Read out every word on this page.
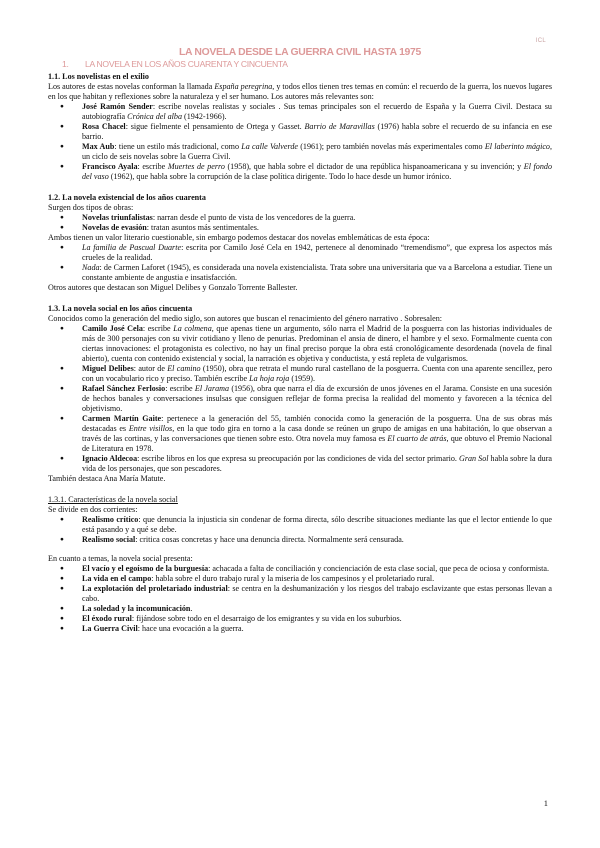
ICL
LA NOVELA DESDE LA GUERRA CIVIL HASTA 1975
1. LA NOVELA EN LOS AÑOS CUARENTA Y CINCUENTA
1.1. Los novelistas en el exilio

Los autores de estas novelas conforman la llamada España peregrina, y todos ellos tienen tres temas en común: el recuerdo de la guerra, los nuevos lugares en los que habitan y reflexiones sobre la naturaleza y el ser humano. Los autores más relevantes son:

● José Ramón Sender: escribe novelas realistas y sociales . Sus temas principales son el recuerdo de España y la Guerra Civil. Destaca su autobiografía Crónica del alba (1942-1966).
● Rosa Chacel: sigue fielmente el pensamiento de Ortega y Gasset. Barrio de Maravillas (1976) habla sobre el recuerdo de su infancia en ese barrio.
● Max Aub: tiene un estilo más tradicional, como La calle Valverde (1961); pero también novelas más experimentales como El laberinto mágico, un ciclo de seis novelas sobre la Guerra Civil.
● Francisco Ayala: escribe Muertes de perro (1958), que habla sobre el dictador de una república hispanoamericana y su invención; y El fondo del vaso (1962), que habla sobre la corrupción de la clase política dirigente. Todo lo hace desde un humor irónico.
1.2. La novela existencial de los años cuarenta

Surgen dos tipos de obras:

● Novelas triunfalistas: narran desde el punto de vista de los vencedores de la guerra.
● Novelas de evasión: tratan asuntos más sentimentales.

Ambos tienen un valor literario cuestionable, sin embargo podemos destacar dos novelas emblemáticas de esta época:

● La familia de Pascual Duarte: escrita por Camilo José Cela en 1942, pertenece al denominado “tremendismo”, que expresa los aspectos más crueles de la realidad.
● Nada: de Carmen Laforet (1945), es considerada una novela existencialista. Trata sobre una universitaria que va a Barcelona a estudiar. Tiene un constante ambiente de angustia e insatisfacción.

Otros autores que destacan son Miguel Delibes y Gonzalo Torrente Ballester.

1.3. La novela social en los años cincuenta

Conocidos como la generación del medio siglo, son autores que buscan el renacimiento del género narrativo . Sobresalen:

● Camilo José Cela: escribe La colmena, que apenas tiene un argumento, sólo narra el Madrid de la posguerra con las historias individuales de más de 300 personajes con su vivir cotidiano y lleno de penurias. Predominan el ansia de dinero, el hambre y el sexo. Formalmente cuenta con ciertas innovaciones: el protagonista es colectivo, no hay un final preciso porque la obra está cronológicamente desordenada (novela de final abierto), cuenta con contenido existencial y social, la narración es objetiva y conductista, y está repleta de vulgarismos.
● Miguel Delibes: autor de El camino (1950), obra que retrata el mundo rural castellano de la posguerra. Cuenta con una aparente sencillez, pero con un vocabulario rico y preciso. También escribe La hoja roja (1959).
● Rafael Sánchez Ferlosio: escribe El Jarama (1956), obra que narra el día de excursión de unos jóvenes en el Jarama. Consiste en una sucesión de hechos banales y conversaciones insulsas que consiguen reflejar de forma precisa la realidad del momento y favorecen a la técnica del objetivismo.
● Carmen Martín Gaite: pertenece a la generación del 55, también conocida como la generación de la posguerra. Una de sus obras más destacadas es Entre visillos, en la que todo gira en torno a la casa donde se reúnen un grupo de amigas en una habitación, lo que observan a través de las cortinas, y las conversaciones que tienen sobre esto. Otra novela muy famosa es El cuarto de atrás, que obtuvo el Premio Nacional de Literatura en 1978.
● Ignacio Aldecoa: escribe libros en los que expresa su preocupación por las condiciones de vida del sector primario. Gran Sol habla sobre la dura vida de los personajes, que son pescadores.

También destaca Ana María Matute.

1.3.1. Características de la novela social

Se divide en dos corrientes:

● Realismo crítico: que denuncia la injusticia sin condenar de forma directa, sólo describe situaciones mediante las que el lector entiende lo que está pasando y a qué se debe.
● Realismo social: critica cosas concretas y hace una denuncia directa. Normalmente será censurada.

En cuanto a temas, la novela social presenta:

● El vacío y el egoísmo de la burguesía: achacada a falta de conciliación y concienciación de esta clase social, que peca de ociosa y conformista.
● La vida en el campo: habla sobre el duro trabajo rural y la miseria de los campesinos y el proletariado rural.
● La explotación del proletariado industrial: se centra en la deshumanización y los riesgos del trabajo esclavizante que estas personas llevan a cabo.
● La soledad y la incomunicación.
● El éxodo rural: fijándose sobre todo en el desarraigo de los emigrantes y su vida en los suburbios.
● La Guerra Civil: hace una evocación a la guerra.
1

• EXERCISE BRIEF
Find the word "expresa" in the entries above and gather every line that holds it.

• WRITTEN RESPONSE
● La familia de Pascual Duarte: escrita por Camilo José Cela en 1942, pertenece al denominado “tremendismo”, que expresa los aspectos más crueles de la realidad.
● Ignacio Aldecoa: escribe libros en los que expresa su preocupación por las condiciones de vida del sector primario. Gran Sol habla sobre la dura vida de los personajes, que son pescadores.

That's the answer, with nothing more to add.